** Records for the exercise **
>>>>>

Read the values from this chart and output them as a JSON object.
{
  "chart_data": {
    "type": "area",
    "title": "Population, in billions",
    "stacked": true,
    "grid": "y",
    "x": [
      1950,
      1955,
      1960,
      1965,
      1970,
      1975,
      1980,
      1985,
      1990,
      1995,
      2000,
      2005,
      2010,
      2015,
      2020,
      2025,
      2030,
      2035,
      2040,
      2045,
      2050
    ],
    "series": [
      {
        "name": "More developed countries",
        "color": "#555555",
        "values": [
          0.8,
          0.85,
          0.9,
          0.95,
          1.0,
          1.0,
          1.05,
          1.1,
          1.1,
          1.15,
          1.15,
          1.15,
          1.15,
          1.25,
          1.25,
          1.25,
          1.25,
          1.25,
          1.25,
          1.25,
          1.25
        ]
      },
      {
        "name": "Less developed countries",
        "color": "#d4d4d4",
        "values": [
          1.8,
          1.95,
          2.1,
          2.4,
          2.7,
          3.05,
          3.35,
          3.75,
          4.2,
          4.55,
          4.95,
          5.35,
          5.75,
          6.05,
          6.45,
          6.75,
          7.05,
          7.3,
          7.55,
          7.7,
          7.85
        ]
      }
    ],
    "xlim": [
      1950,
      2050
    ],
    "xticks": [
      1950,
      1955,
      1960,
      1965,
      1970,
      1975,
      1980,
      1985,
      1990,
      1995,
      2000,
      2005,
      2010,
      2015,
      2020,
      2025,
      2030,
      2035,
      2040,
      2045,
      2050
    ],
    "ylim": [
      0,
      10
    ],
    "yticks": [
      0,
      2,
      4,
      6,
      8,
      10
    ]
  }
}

<<<<<

** Directions for this task **
Select every line above that contains the word "developed", and copy it.

** Written response **
        "name": "More developed countries",
        "name": "Less developed countries",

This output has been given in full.